-------- Supplied material

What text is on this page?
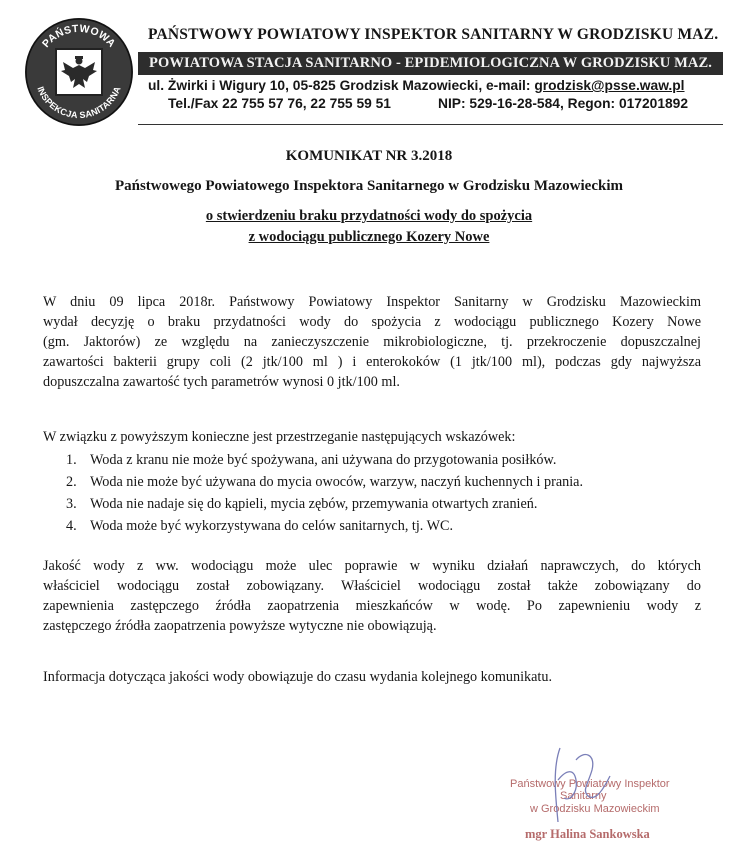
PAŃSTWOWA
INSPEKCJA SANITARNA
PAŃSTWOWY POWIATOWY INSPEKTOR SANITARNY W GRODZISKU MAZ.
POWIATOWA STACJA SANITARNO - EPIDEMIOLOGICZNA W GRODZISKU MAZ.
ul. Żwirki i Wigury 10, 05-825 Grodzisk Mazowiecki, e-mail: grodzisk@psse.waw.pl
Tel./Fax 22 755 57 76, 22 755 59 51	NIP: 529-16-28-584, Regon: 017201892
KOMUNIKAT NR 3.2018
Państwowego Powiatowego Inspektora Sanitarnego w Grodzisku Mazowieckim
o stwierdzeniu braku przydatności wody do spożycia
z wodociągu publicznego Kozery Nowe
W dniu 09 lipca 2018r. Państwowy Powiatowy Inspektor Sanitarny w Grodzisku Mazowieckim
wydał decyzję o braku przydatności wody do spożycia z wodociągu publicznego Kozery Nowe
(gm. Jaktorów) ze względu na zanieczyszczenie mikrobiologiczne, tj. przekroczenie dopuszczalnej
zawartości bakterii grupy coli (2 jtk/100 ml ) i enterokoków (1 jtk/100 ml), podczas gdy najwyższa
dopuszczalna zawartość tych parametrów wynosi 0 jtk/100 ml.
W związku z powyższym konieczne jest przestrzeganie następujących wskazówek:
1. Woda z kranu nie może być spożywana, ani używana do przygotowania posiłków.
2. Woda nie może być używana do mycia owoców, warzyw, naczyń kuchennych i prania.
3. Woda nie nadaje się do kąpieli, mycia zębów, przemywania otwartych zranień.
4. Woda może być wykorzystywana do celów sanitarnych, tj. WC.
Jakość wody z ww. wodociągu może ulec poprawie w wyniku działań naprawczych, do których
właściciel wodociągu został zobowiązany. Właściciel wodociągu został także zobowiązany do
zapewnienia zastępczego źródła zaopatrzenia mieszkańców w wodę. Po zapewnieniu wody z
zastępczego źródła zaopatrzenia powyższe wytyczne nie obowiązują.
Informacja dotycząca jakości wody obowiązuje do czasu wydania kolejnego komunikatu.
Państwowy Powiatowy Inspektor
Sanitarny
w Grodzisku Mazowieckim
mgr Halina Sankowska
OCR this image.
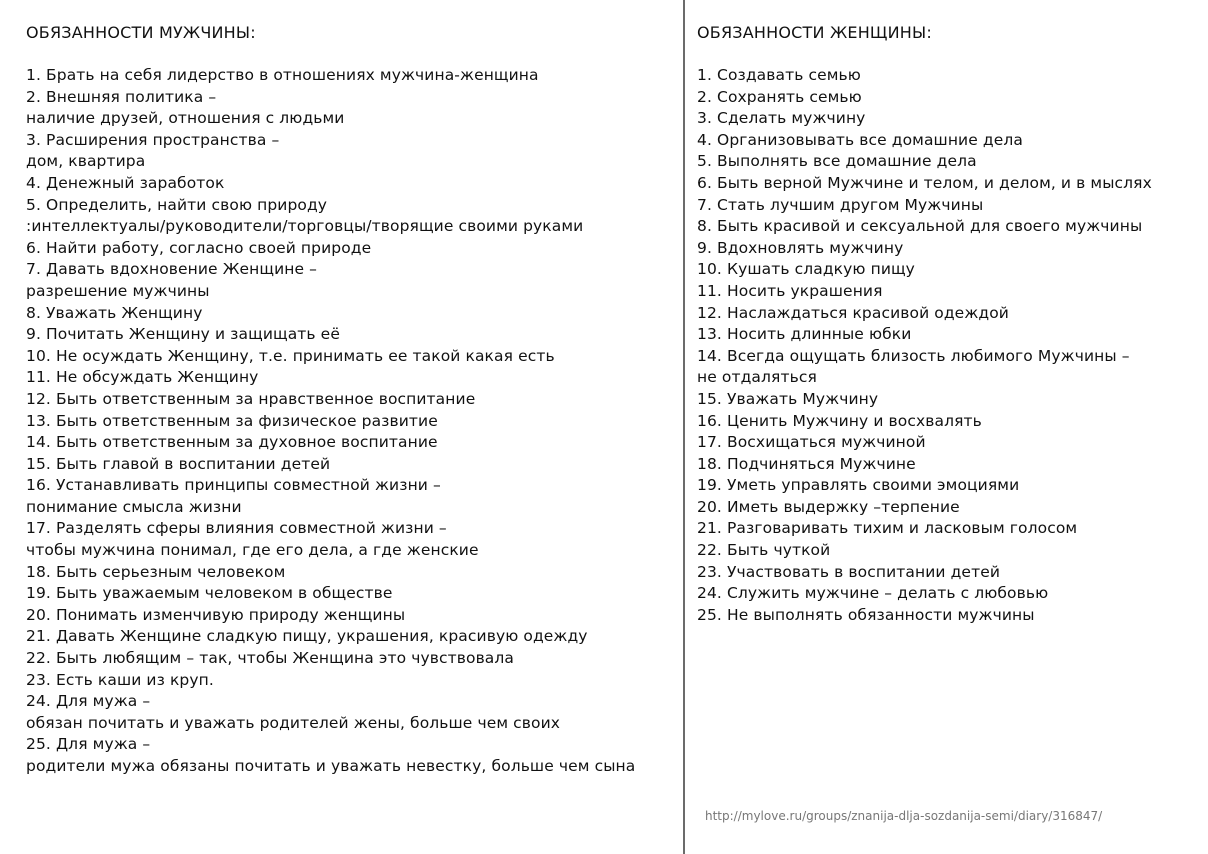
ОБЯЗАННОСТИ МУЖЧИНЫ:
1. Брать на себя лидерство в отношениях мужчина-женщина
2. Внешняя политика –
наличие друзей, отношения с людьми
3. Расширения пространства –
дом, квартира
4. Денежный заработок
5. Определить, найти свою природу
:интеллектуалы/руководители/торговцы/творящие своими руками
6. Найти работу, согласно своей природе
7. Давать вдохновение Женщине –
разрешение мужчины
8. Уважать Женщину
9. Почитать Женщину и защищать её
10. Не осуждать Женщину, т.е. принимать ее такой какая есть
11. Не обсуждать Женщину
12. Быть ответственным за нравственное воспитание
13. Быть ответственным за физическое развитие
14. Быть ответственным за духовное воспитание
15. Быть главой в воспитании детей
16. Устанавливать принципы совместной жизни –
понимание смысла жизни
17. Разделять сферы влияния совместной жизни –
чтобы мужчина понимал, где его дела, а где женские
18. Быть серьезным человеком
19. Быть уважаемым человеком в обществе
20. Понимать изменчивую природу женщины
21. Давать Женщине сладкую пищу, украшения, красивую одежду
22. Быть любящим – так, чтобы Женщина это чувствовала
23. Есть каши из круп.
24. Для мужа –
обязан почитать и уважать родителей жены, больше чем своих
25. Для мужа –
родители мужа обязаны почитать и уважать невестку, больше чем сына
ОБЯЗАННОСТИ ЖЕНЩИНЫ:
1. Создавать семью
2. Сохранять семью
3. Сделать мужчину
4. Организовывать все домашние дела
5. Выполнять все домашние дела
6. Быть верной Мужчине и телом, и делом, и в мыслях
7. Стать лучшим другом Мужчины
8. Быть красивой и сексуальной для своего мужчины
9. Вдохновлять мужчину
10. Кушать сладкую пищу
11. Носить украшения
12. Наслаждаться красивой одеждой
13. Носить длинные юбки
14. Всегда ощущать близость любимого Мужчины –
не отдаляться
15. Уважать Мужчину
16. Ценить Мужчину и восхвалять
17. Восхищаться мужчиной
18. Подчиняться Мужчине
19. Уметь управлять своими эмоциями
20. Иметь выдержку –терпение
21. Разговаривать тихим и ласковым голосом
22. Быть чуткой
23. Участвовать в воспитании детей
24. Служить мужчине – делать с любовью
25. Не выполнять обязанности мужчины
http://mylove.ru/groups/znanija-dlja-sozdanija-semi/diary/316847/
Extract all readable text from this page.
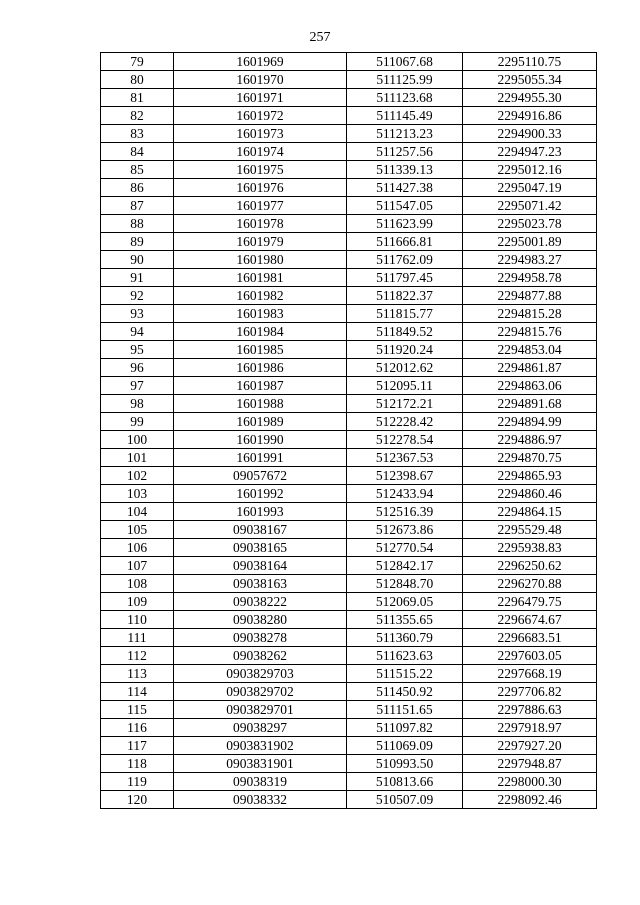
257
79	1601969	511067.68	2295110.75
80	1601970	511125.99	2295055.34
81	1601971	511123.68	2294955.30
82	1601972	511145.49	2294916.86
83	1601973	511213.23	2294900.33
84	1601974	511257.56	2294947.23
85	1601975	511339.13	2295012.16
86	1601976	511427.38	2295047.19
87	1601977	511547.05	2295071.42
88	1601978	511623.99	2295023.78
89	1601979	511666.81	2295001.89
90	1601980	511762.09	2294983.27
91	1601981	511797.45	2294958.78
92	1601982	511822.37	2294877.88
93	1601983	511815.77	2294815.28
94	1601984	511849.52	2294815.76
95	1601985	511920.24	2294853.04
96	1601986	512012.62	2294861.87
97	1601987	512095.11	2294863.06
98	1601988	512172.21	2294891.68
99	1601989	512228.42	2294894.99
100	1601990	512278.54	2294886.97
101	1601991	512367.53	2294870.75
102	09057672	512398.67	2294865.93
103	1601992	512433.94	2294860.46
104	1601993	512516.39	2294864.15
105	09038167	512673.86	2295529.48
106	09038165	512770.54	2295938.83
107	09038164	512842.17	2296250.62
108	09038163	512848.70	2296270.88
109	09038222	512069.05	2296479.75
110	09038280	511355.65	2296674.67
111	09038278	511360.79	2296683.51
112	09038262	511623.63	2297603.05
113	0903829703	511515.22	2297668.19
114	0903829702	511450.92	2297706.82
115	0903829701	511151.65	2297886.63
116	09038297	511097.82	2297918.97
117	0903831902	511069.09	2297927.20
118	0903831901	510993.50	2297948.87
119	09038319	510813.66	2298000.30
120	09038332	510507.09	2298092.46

----------------

**Exercise details:** Transcribe the entries above verbatim, omitting their pictures.

**Problem solution:**
What text is on this page?
PAŃSTWOWA
INSPEKCJA SANITARNA
PAŃSTWOWY POWIATOWY INSPEKTOR SANITARNY W GRODZISKU MAZ.
POWIATOWA STACJA SANITARNO - EPIDEMIOLOGICZNA W GRODZISKU MAZ.
ul. Żwirki i Wigury 10, 05-825 Grodzisk Mazowiecki, e-mail: grodzisk@psse.waw.pl
Tel./Fax 22 755 57 76, 22 755 59 51	NIP: 529-16-28-584, Regon: 017201892
KOMUNIKAT NR 3.2018
Państwowego Powiatowego Inspektora Sanitarnego w Grodzisku Mazowieckim
o stwierdzeniu braku przydatności wody do spożycia
z wodociągu publicznego Kozery Nowe
W dniu 09 lipca 2018r. Państwowy Powiatowy Inspektor Sanitarny w Grodzisku Mazowieckim
wydał decyzję o braku przydatności wody do spożycia z wodociągu publicznego Kozery Nowe
(gm. Jaktorów) ze względu na zanieczyszczenie mikrobiologiczne, tj. przekroczenie dopuszczalnej
zawartości bakterii grupy coli (2 jtk/100 ml ) i enterokoków (1 jtk/100 ml), podczas gdy najwyższa
dopuszczalna zawartość tych parametrów wynosi 0 jtk/100 ml.
W związku z powyższym konieczne jest przestrzeganie następujących wskazówek:
1. Woda z kranu nie może być spożywana, ani używana do przygotowania posiłków.
2. Woda nie może być używana do mycia owoców, warzyw, naczyń kuchennych i prania.
3. Woda nie nadaje się do kąpieli, mycia zębów, przemywania otwartych zranień.
4. Woda może być wykorzystywana do celów sanitarnych, tj. WC.
Jakość wody z ww. wodociągu może ulec poprawie w wyniku działań naprawczych, do których
właściciel wodociągu został zobowiązany. Właściciel wodociągu został także zobowiązany do
zapewnienia zastępczego źródła zaopatrzenia mieszkańców w wodę. Po zapewnieniu wody z
zastępczego źródła zaopatrzenia powyższe wytyczne nie obowiązują.
Informacja dotycząca jakości wody obowiązuje do czasu wydania kolejnego komunikatu.
Państwowy Powiatowy Inspektor
Sanitarny
w Grodzisku Mazowieckim
mgr Halina Sankowska
OCR this image.
ОБЯЗАННОСТИ МУЖЧИНЫ:
1. Брать на себя лидерство в отношениях мужчина-женщина
2. Внешняя политика –
наличие друзей, отношения с людьми
3. Расширения пространства –
дом, квартира
4. Денежный заработок
5. Определить, найти свою природу
:интеллектуалы/руководители/торговцы/творящие своими руками
6. Найти работу, согласно своей природе
7. Давать вдохновение Женщине –
разрешение мужчины
8. Уважать Женщину
9. Почитать Женщину и защищать её
10. Не осуждать Женщину, т.е. принимать ее такой какая есть
11. Не обсуждать Женщину
12. Быть ответственным за нравственное воспитание
13. Быть ответственным за физическое развитие
14. Быть ответственным за духовное воспитание
15. Быть главой в воспитании детей
16. Устанавливать принципы совместной жизни –
понимание смысла жизни
17. Разделять сферы влияния совместной жизни –
чтобы мужчина понимал, где его дела, а где женские
18. Быть серьезным человеком
19. Быть уважаемым человеком в обществе
20. Понимать изменчивую природу женщины
21. Давать Женщине сладкую пищу, украшения, красивую одежду
22. Быть любящим – так, чтобы Женщина это чувствовала
23. Есть каши из круп.
24. Для мужа –
обязан почитать и уважать родителей жены, больше чем своих
25. Для мужа –
родители мужа обязаны почитать и уважать невестку, больше чем сына
ОБЯЗАННОСТИ ЖЕНЩИНЫ:
1. Создавать семью
2. Сохранять семью
3. Сделать мужчину
4. Организовывать все домашние дела
5. Выполнять все домашние дела
6. Быть верной Мужчине и телом, и делом, и в мыслях
7. Стать лучшим другом Мужчины
8. Быть красивой и сексуальной для своего мужчины
9. Вдохновлять мужчину
10. Кушать сладкую пищу
11. Носить украшения
12. Наслаждаться красивой одеждой
13. Носить длинные юбки
14. Всегда ощущать близость любимого Мужчины –
не отдаляться
15. Уважать Мужчину
16. Ценить Мужчину и восхвалять
17. Восхищаться мужчиной
18. Подчиняться Мужчине
19. Уметь управлять своими эмоциями
20. Иметь выдержку –терпение
21. Разговаривать тихим и ласковым голосом
22. Быть чуткой
23. Участвовать в воспитании детей
24. Служить мужчине – делать с любовью
25. Не выполнять обязанности мужчины
http://mylove.ru/groups/znanija-dlja-sozdanija-semi/diary/316847/
Extract all readable text from this page.
257
79	1601969	511067.68	2295110.75
80	1601970	511125.99	2295055.34
81	1601971	511123.68	2294955.30
82	1601972	511145.49	2294916.86
83	1601973	511213.23	2294900.33
84	1601974	511257.56	2294947.23
85	1601975	511339.13	2295012.16
86	1601976	511427.38	2295047.19
87	1601977	511547.05	2295071.42
88	1601978	511623.99	2295023.78
89	1601979	511666.81	2295001.89
90	1601980	511762.09	2294983.27
91	1601981	511797.45	2294958.78
92	1601982	511822.37	2294877.88
93	1601983	511815.77	2294815.28
94	1601984	511849.52	2294815.76
95	1601985	511920.24	2294853.04
96	1601986	512012.62	2294861.87
97	1601987	512095.11	2294863.06
98	1601988	512172.21	2294891.68
99	1601989	512228.42	2294894.99
100	1601990	512278.54	2294886.97
101	1601991	512367.53	2294870.75
102	09057672	512398.67	2294865.93
103	1601992	512433.94	2294860.46
104	1601993	512516.39	2294864.15
105	09038167	512673.86	2295529.48
106	09038165	512770.54	2295938.83
107	09038164	512842.17	2296250.62
108	09038163	512848.70	2296270.88
109	09038222	512069.05	2296479.75
110	09038280	511355.65	2296674.67
111	09038278	511360.79	2296683.51
112	09038262	511623.63	2297603.05
113	0903829703	511515.22	2297668.19
114	0903829702	511450.92	2297706.82
115	0903829701	511151.65	2297886.63
116	09038297	511097.82	2297918.97
117	0903831902	511069.09	2297927.20
118	0903831901	510993.50	2297948.87
119	09038319	510813.66	2298000.30
120	09038332	510507.09	2298092.46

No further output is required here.